* Requirements *
Identify all lines in the data containing the string "السنة". Copy them out.

** Start of Data section **

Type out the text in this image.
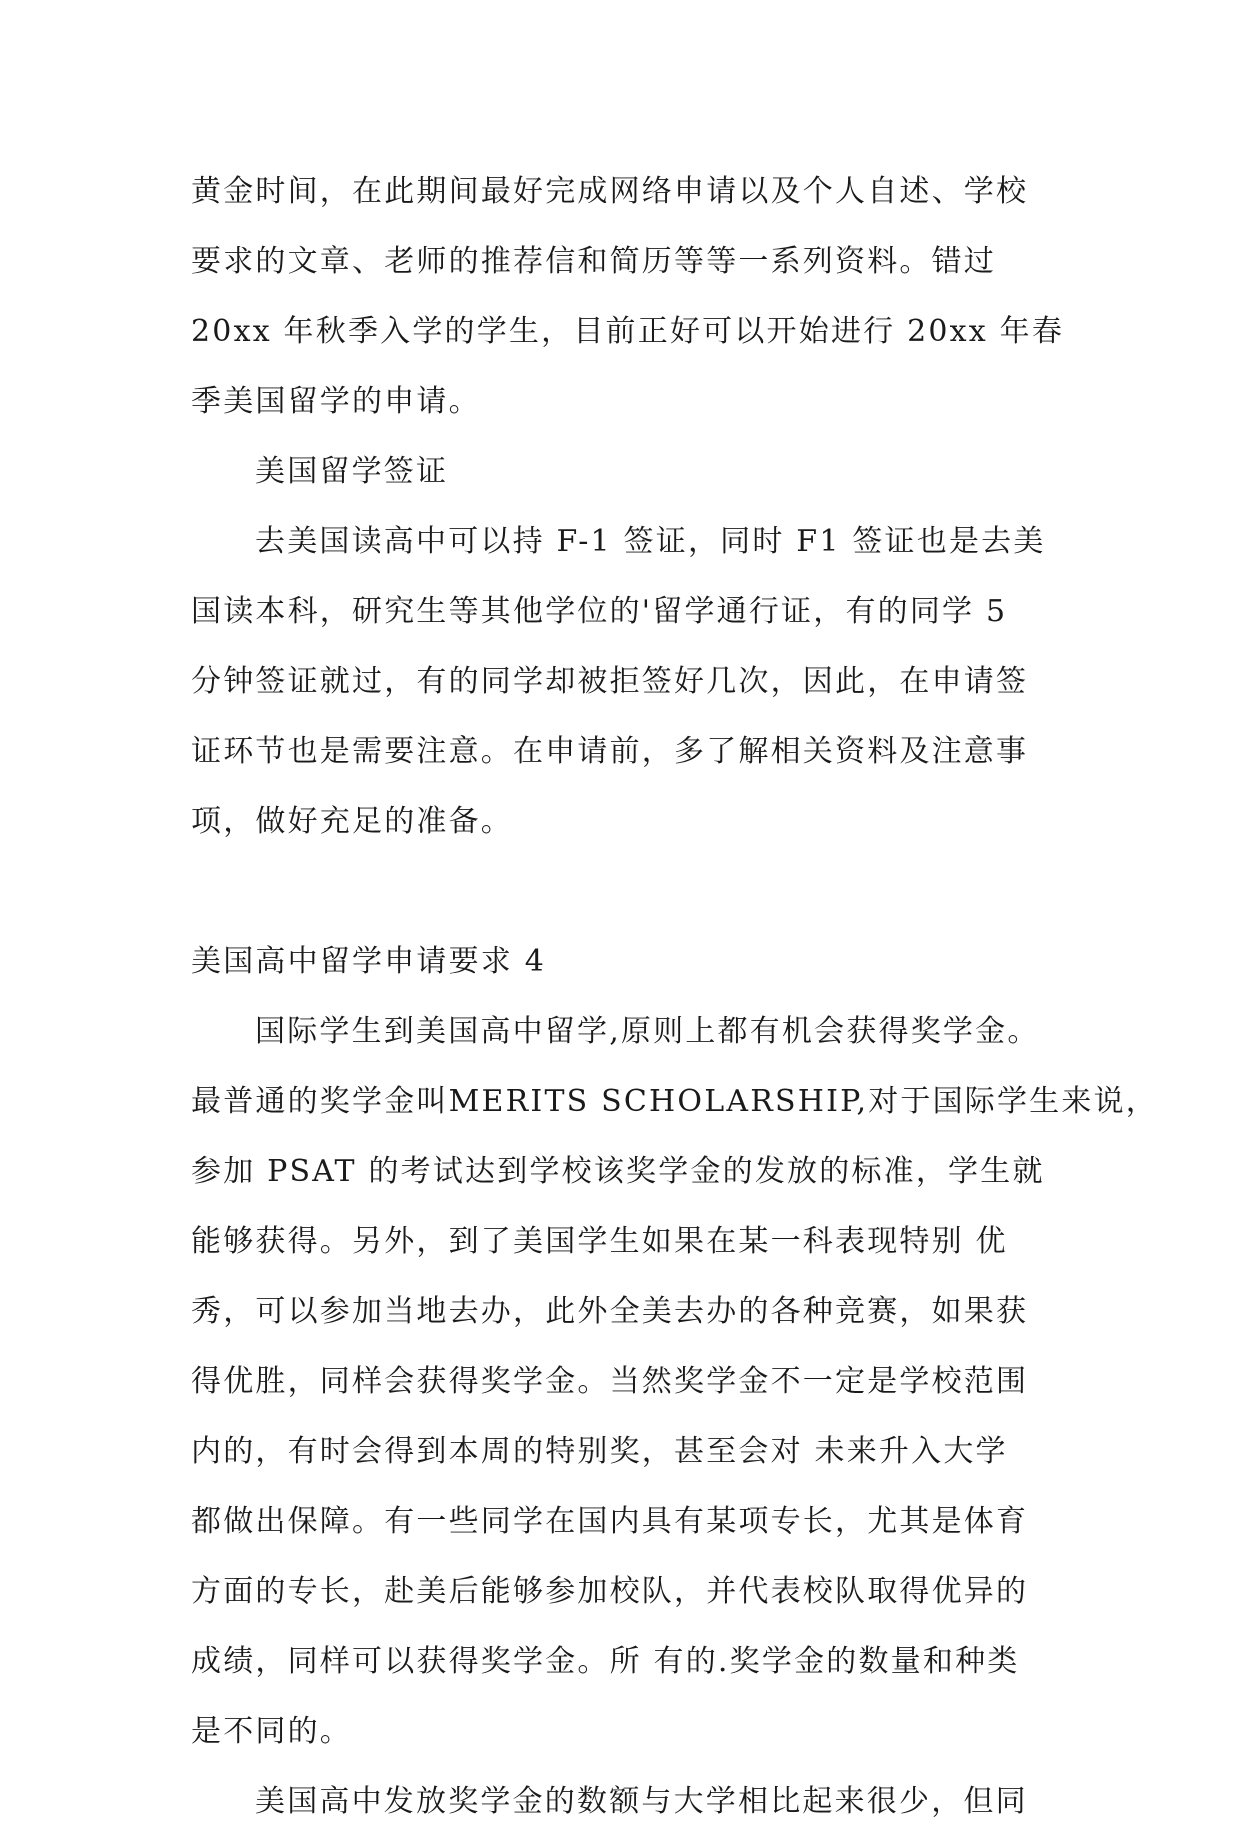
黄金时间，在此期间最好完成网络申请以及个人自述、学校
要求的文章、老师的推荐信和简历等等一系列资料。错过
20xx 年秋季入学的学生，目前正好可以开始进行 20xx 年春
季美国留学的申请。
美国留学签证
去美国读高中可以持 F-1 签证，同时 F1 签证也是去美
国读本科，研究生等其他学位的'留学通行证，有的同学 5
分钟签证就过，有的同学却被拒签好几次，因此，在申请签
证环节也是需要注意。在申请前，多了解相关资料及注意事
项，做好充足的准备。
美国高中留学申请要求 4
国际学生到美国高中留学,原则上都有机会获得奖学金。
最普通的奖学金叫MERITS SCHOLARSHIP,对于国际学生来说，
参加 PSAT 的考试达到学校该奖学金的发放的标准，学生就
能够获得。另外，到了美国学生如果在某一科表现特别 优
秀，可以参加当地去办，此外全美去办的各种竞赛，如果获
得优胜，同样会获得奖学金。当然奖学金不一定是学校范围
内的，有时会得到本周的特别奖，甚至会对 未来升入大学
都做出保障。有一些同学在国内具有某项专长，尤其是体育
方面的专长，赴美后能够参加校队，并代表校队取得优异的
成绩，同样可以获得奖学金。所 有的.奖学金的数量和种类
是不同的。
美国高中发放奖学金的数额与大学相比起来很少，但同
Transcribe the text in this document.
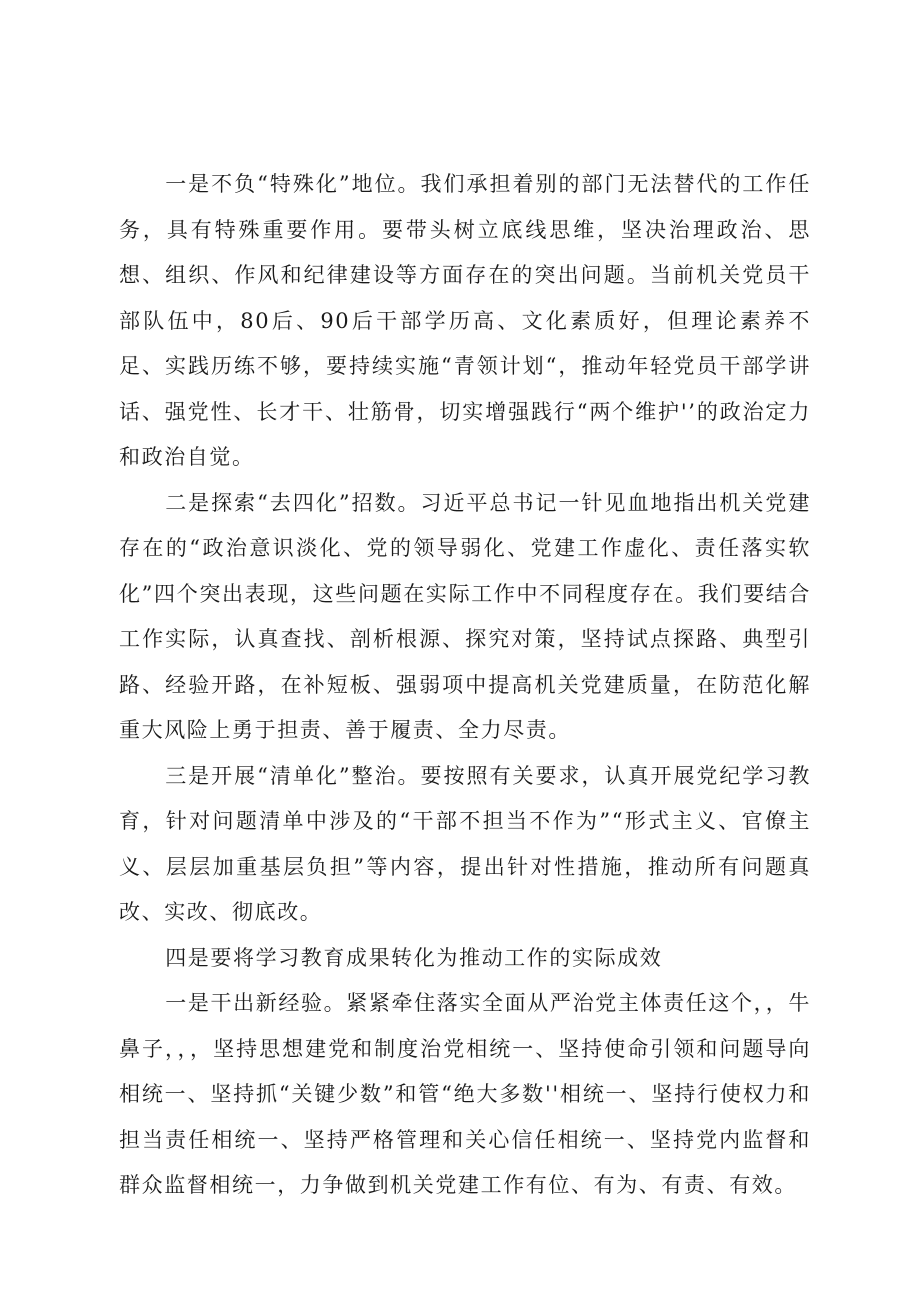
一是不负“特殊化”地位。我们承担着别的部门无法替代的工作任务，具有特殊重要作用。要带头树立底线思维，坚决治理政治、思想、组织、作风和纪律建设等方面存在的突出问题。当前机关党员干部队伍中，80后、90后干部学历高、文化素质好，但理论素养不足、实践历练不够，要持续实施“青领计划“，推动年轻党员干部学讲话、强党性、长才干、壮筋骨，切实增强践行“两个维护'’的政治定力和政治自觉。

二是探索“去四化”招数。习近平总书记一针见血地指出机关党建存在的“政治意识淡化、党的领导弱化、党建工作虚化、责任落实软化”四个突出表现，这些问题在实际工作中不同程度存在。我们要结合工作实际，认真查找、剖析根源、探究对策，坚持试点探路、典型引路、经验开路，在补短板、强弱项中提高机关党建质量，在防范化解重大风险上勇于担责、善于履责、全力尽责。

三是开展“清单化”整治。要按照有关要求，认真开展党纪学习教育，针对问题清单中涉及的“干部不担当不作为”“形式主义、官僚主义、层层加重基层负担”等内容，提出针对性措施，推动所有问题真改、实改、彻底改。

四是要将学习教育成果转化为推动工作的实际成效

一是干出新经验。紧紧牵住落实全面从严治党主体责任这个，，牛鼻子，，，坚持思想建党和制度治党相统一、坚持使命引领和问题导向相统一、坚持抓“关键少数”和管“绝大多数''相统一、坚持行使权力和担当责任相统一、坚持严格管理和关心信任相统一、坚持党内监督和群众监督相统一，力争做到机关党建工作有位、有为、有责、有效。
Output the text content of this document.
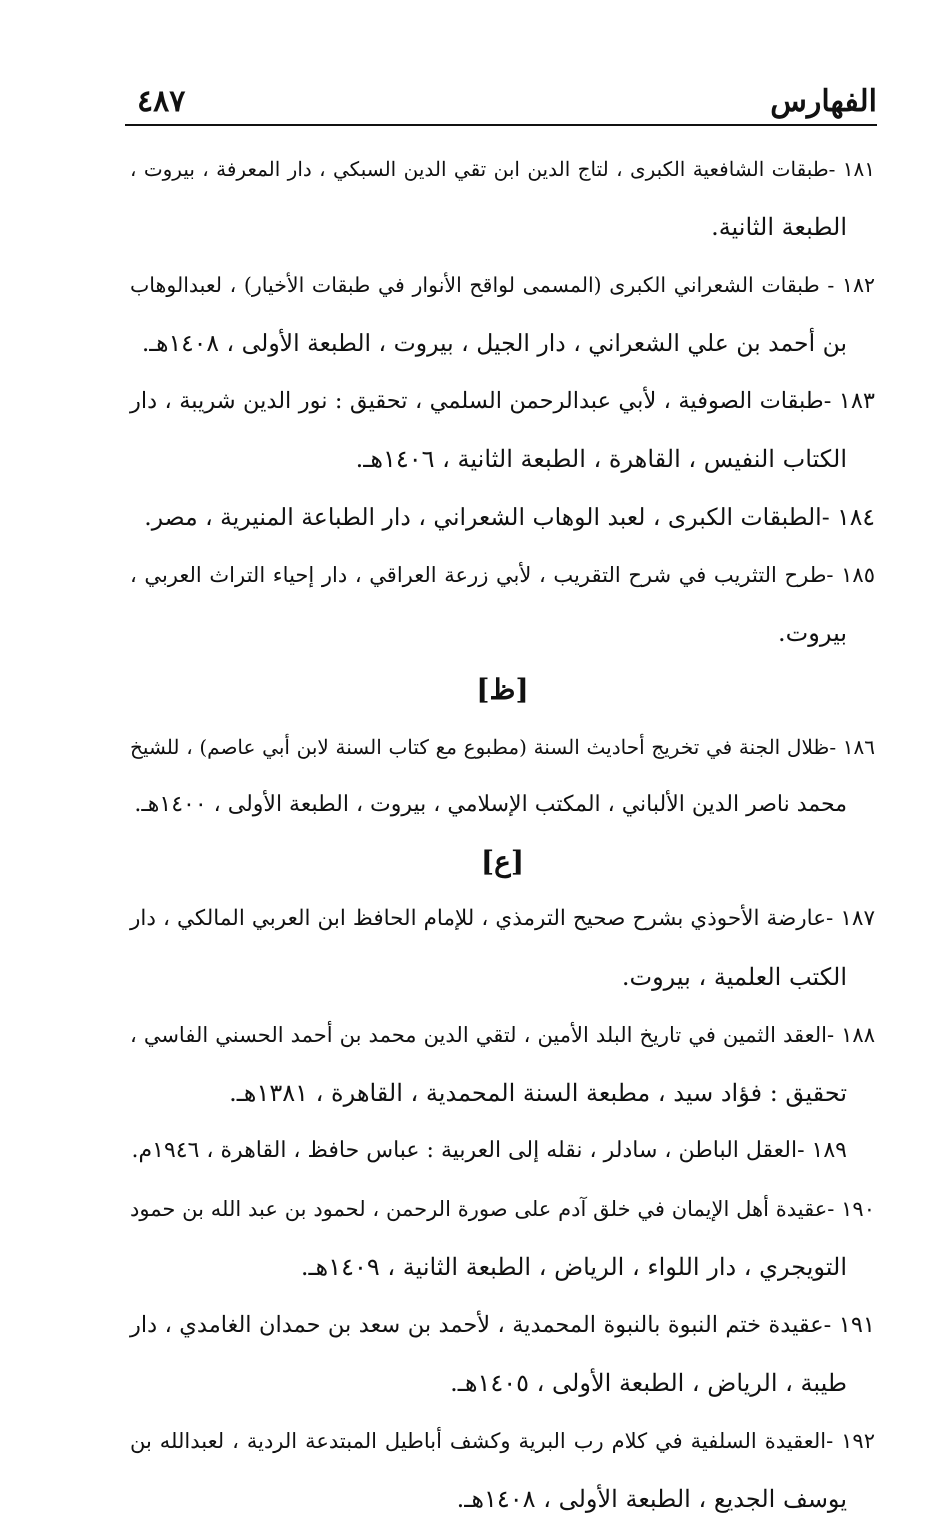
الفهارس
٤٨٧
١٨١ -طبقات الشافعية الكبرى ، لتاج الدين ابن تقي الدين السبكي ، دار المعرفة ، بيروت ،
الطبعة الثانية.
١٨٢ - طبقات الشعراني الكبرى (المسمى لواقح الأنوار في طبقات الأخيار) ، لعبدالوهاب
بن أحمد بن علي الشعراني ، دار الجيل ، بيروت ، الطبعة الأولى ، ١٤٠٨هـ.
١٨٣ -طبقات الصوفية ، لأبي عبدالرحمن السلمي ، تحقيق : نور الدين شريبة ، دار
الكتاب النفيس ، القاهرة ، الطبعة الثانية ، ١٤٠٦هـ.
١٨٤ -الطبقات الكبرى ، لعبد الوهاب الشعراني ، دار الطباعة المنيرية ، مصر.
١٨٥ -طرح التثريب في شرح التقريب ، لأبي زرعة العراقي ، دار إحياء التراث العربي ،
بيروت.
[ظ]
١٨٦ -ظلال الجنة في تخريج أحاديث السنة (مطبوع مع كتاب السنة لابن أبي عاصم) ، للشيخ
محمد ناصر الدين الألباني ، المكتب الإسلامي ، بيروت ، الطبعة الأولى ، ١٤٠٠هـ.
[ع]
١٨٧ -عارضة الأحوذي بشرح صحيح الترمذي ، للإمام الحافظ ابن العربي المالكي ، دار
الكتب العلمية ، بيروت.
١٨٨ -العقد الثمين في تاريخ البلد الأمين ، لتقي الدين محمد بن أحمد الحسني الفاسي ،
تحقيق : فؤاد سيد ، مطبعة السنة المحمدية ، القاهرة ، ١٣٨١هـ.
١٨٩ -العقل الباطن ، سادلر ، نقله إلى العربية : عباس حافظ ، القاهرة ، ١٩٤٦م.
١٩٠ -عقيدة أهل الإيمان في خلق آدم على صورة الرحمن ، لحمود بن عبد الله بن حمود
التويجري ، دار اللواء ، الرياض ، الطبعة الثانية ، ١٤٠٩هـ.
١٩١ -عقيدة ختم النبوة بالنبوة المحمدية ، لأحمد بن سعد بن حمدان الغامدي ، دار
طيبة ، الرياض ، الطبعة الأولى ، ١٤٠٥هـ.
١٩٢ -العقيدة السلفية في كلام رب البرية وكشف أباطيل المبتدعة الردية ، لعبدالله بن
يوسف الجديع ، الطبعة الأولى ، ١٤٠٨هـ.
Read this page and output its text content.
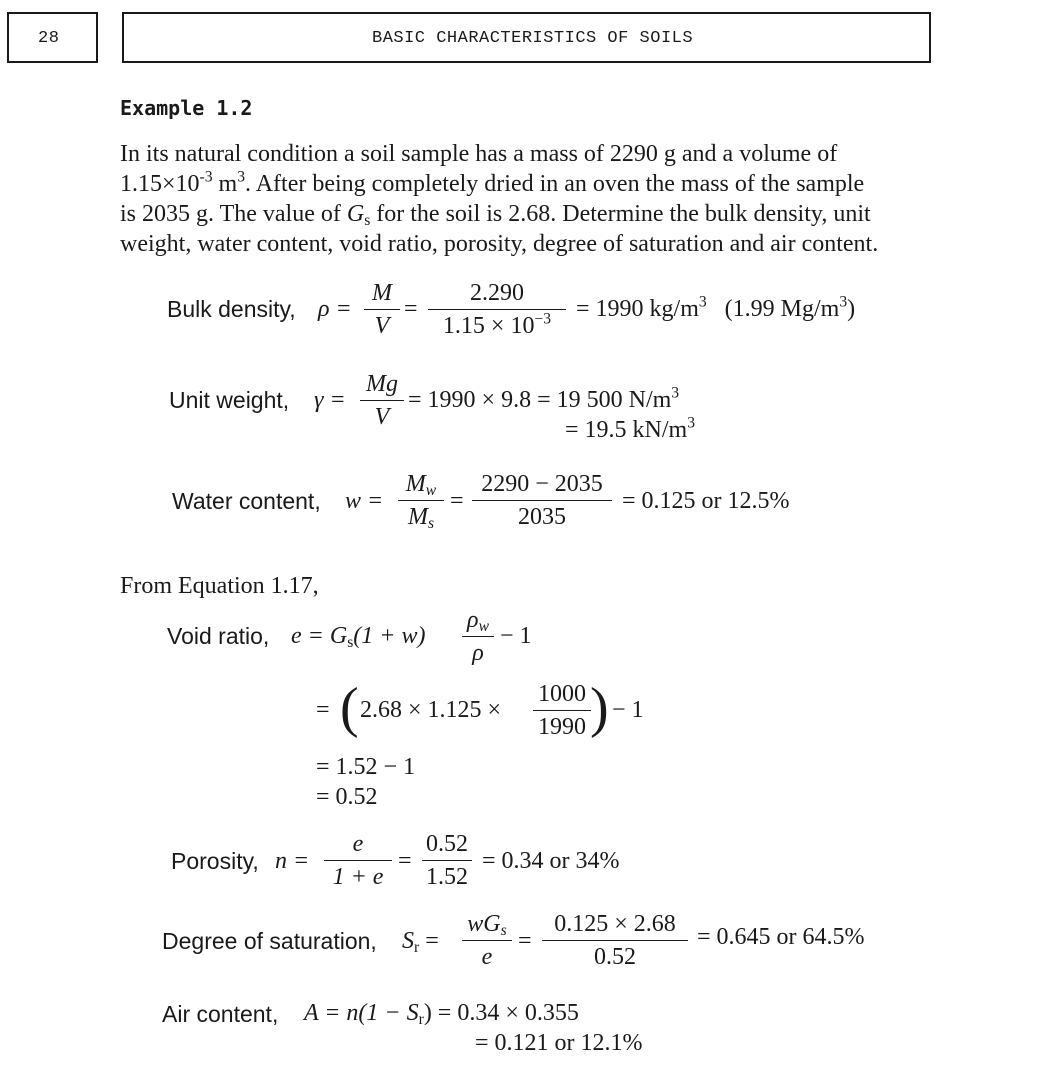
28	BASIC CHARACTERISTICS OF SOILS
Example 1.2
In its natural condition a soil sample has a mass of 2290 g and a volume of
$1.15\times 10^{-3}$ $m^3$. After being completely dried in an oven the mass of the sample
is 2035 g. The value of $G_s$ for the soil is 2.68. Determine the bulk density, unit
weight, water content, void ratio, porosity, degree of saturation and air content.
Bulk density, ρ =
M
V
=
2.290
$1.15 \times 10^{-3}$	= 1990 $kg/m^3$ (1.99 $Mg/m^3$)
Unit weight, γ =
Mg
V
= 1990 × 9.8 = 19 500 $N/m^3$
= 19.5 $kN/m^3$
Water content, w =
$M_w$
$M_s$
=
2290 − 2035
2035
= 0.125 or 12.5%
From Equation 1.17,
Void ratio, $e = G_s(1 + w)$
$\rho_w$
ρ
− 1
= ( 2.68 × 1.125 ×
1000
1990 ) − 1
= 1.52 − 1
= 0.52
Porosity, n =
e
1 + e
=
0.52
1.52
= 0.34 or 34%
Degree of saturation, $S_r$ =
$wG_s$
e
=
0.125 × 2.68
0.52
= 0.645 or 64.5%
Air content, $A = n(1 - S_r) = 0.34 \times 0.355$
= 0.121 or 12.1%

** End of Data section **

* Answer in full *
١٨٦ -ظلال الجنة في تخريج أحاديث السنة (مطبوع مع كتاب السنة لابن أبي عاصم) ، للشيخ
تحقيق : فؤاد سيد ، مطبعة السنة المحمدية ، القاهرة ، ١٣٨١هـ.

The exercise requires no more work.